Set task: Retype each of the following items word for word, with no changes.

Labeled region items:
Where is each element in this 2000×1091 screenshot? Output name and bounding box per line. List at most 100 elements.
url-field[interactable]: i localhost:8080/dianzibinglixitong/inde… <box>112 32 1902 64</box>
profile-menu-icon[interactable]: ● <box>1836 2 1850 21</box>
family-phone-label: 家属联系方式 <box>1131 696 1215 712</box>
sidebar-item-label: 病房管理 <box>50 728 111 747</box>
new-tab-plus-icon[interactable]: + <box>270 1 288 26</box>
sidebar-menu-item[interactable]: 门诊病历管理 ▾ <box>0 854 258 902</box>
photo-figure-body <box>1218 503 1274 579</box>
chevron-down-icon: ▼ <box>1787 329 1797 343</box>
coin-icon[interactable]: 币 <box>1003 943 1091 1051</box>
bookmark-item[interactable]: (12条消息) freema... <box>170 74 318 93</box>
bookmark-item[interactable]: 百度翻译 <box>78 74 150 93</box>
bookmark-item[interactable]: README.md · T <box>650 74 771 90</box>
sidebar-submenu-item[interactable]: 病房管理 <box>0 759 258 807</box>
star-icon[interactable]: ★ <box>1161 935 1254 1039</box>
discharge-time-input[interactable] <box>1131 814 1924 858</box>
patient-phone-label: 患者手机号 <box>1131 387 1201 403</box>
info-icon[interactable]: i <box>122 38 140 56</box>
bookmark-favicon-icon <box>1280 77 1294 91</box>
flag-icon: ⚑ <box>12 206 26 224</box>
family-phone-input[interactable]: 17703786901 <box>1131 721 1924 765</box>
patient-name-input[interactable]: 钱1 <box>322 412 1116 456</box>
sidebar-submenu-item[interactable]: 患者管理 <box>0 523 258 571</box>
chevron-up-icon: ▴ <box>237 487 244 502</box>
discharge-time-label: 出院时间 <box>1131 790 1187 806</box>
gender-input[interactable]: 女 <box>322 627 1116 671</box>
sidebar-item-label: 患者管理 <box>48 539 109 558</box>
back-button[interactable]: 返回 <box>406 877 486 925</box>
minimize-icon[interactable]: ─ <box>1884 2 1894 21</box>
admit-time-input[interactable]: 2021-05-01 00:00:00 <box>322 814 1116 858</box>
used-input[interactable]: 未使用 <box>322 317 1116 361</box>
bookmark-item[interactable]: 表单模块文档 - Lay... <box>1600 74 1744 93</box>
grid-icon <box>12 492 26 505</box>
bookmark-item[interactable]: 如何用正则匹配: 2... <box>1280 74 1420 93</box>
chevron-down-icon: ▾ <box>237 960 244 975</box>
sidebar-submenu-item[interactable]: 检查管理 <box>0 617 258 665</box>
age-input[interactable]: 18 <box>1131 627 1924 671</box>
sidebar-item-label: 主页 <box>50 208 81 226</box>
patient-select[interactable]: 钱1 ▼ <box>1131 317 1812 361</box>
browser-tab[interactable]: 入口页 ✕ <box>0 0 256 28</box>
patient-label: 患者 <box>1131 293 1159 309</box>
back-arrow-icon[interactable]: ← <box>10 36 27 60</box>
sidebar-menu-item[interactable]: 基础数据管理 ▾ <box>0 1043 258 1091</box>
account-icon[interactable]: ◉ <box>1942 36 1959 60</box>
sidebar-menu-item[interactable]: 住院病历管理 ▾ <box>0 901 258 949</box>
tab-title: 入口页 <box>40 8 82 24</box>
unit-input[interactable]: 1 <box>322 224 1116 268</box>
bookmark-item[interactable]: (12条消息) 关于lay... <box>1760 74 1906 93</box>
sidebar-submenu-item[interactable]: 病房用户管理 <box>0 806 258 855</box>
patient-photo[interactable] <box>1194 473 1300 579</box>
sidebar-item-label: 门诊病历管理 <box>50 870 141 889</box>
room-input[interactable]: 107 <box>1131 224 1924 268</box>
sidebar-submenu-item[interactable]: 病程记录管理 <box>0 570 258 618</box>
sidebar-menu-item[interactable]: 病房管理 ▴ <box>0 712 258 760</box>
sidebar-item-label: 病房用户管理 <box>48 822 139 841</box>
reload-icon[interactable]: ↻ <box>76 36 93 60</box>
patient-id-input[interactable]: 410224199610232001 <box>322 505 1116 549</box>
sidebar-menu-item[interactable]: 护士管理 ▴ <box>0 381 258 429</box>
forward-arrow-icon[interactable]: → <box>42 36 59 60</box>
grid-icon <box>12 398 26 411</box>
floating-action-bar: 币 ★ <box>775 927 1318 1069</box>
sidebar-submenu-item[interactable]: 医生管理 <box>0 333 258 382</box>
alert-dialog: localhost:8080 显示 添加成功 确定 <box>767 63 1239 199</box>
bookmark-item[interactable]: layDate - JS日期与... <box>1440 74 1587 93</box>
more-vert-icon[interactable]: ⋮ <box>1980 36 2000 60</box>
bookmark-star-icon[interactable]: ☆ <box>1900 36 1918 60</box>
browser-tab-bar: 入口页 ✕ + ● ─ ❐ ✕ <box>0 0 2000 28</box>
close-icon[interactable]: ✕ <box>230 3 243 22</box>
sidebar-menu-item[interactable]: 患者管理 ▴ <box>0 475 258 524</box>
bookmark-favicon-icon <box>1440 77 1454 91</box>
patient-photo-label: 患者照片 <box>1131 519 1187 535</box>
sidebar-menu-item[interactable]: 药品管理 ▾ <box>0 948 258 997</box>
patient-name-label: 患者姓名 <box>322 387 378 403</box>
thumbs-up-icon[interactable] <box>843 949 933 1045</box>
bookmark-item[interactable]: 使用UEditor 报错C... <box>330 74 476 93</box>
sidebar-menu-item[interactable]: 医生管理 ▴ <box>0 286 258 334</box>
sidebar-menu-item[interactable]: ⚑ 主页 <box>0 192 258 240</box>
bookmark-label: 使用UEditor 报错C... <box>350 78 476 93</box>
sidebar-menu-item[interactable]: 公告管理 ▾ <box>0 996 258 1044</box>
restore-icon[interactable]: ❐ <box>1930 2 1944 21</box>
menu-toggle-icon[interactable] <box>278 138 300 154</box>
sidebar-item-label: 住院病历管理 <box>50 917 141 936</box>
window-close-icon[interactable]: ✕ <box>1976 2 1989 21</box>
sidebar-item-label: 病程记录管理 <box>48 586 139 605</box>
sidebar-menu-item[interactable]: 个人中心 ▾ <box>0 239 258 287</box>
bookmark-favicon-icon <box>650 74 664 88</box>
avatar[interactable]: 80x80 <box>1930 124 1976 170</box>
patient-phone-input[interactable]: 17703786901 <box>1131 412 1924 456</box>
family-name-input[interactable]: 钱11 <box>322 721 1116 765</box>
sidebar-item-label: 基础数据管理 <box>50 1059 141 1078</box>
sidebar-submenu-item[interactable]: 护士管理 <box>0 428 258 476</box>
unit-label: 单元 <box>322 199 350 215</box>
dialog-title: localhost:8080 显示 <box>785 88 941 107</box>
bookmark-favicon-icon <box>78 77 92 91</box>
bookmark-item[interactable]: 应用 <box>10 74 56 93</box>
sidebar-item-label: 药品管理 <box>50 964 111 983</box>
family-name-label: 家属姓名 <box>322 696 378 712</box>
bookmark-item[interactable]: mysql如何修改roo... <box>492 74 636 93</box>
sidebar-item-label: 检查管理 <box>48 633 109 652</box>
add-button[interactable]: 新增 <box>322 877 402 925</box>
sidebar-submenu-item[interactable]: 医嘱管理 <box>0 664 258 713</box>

Full output:
Where is each element in this 2000×1091 screenshot? Output name and bounding box per line. List at most 100 elements.
url-field[interactable]: i localhost:8080/dianzibinglixitong/inde… <box>112 32 1902 64</box>
profile-menu-icon[interactable]: ● <box>1836 2 1850 21</box>
family-phone-label: 家属联系方式 <box>1131 696 1215 712</box>
sidebar-item-label: 病房管理 <box>50 728 111 747</box>
new-tab-plus-icon[interactable]: + <box>270 1 288 26</box>
sidebar-menu-item[interactable]: 门诊病历管理 ▾ <box>0 854 258 902</box>
photo-figure-body <box>1218 503 1274 579</box>
chevron-down-icon: ▼ <box>1787 329 1797 343</box>
coin-icon[interactable]: 币 <box>1003 943 1091 1051</box>
bookmark-item[interactable]: (12条消息) freema... <box>170 74 318 93</box>
bookmark-item[interactable]: 百度翻译 <box>78 74 150 93</box>
bookmark-item[interactable]: README.md · T <box>650 74 771 90</box>
sidebar-submenu-item[interactable]: 病房管理 <box>0 759 258 807</box>
star-icon[interactable]: ★ <box>1161 935 1254 1039</box>
discharge-time-input[interactable] <box>1131 814 1924 858</box>
patient-phone-label: 患者手机号 <box>1131 387 1201 403</box>
info-icon[interactable]: i <box>122 38 140 56</box>
bookmark-favicon-icon <box>1280 77 1294 91</box>
flag-icon: ⚑ <box>12 206 26 224</box>
family-phone-input[interactable]: 17703786901 <box>1131 721 1924 765</box>
patient-name-input[interactable]: 钱1 <box>322 412 1116 456</box>
sidebar-submenu-item[interactable]: 患者管理 <box>0 523 258 571</box>
chevron-up-icon: ▴ <box>237 487 244 502</box>
discharge-time-label: 出院时间 <box>1131 790 1187 806</box>
gender-input[interactable]: 女 <box>322 627 1116 671</box>
sidebar-item-label: 患者管理 <box>48 539 109 558</box>
back-button[interactable]: 返回 <box>406 877 486 925</box>
minimize-icon[interactable]: ─ <box>1884 2 1894 21</box>
admit-time-input[interactable]: 2021-05-01 00:00:00 <box>322 814 1116 858</box>
used-input[interactable]: 未使用 <box>322 317 1116 361</box>
bookmark-item[interactable]: 表单模块文档 - Lay... <box>1600 74 1744 93</box>
grid-icon <box>12 492 26 505</box>
bookmark-item[interactable]: 如何用正则匹配: 2... <box>1280 74 1420 93</box>
chevron-down-icon: ▾ <box>237 960 244 975</box>
sidebar-submenu-item[interactable]: 检查管理 <box>0 617 258 665</box>
age-input[interactable]: 18 <box>1131 627 1924 671</box>
sidebar-item-label: 主页 <box>50 208 81 226</box>
patient-select[interactable]: 钱1 ▼ <box>1131 317 1812 361</box>
browser-tab[interactable]: 入口页 ✕ <box>0 0 256 28</box>
patient-label: 患者 <box>1131 293 1159 309</box>
back-arrow-icon[interactable]: ← <box>10 36 27 60</box>
sidebar-menu-item[interactable]: 基础数据管理 ▾ <box>0 1043 258 1091</box>
account-icon[interactable]: ◉ <box>1942 36 1959 60</box>
sidebar-menu-item[interactable]: 住院病历管理 ▾ <box>0 901 258 949</box>
tab-title: 入口页 <box>40 8 82 24</box>
unit-input[interactable]: 1 <box>322 224 1116 268</box>
bookmark-item[interactable]: (12条消息) 关于lay... <box>1760 74 1906 93</box>
sidebar-submenu-item[interactable]: 病房用户管理 <box>0 806 258 855</box>
patient-photo[interactable] <box>1194 473 1300 579</box>
sidebar-item-label: 门诊病历管理 <box>50 870 141 889</box>
room-input[interactable]: 107 <box>1131 224 1924 268</box>
sidebar-submenu-item[interactable]: 病程记录管理 <box>0 570 258 618</box>
sidebar-menu-item[interactable]: 病房管理 ▴ <box>0 712 258 760</box>
sidebar-item-label: 病房用户管理 <box>48 822 139 841</box>
reload-icon[interactable]: ↻ <box>76 36 93 60</box>
patient-id-input[interactable]: 410224199610232001 <box>322 505 1116 549</box>
sidebar-menu-item[interactable]: 护士管理 ▴ <box>0 381 258 429</box>
forward-arrow-icon[interactable]: → <box>42 36 59 60</box>
grid-icon <box>12 398 26 411</box>
floating-action-bar: 币 ★ <box>775 927 1318 1069</box>
sidebar-submenu-item[interactable]: 医生管理 <box>0 333 258 382</box>
alert-dialog: localhost:8080 显示 添加成功 确定 <box>767 63 1239 199</box>
bookmark-item[interactable]: layDate - JS日期与... <box>1440 74 1587 93</box>
more-vert-icon[interactable]: ⋮ <box>1980 36 2000 60</box>
bookmark-star-icon[interactable]: ☆ <box>1900 36 1918 60</box>
browser-tab-bar: 入口页 ✕ + ● ─ ❐ ✕ <box>0 0 2000 28</box>
close-icon[interactable]: ✕ <box>230 3 243 22</box>
sidebar-menu-item[interactable]: 患者管理 ▴ <box>0 475 258 524</box>
bookmark-favicon-icon <box>1440 77 1454 91</box>
patient-photo-label: 患者照片 <box>1131 519 1187 535</box>
sidebar-menu-item[interactable]: 药品管理 ▾ <box>0 948 258 997</box>
patient-name-label: 患者姓名 <box>322 387 378 403</box>
thumbs-up-icon[interactable] <box>843 949 933 1045</box>
bookmark-item[interactable]: 使用UEditor 报错C... <box>330 74 476 93</box>
sidebar-menu-item[interactable]: 医生管理 ▴ <box>0 286 258 334</box>
sidebar-menu-item[interactable]: ⚑ 主页 <box>0 192 258 240</box>
bookmark-label: 使用UEditor 报错C... <box>350 78 476 93</box>
sidebar-menu-item[interactable]: 公告管理 ▾ <box>0 996 258 1044</box>
restore-icon[interactable]: ❐ <box>1930 2 1944 21</box>
menu-toggle-icon[interactable] <box>278 138 300 154</box>
sidebar-item-label: 住院病历管理 <box>50 917 141 936</box>
window-close-icon[interactable]: ✕ <box>1976 2 1989 21</box>
sidebar-item-label: 病程记录管理 <box>48 586 139 605</box>
sidebar-menu-item[interactable]: 个人中心 ▾ <box>0 239 258 287</box>
bookmark-favicon-icon <box>650 74 664 88</box>
avatar[interactable]: 80x80 <box>1930 124 1976 170</box>
patient-phone-input[interactable]: 17703786901 <box>1131 412 1924 456</box>
family-name-input[interactable]: 钱11 <box>322 721 1116 765</box>
sidebar-item-label: 基础数据管理 <box>50 1059 141 1078</box>
sidebar-submenu-item[interactable]: 护士管理 <box>0 428 258 476</box>
unit-label: 单元 <box>322 199 350 215</box>
dialog-title: localhost:8080 显示 <box>785 88 941 107</box>
bookmark-favicon-icon <box>78 77 92 91</box>
bookmark-item[interactable]: 应用 <box>10 74 56 93</box>
sidebar-item-label: 药品管理 <box>50 964 111 983</box>
family-name-label: 家属姓名 <box>322 696 378 712</box>
bookmark-item[interactable]: mysql如何修改roo... <box>492 74 636 93</box>
sidebar-item-label: 检查管理 <box>48 633 109 652</box>
add-button[interactable]: 新增 <box>322 877 402 925</box>
sidebar-submenu-item[interactable]: 医嘱管理 <box>0 664 258 713</box>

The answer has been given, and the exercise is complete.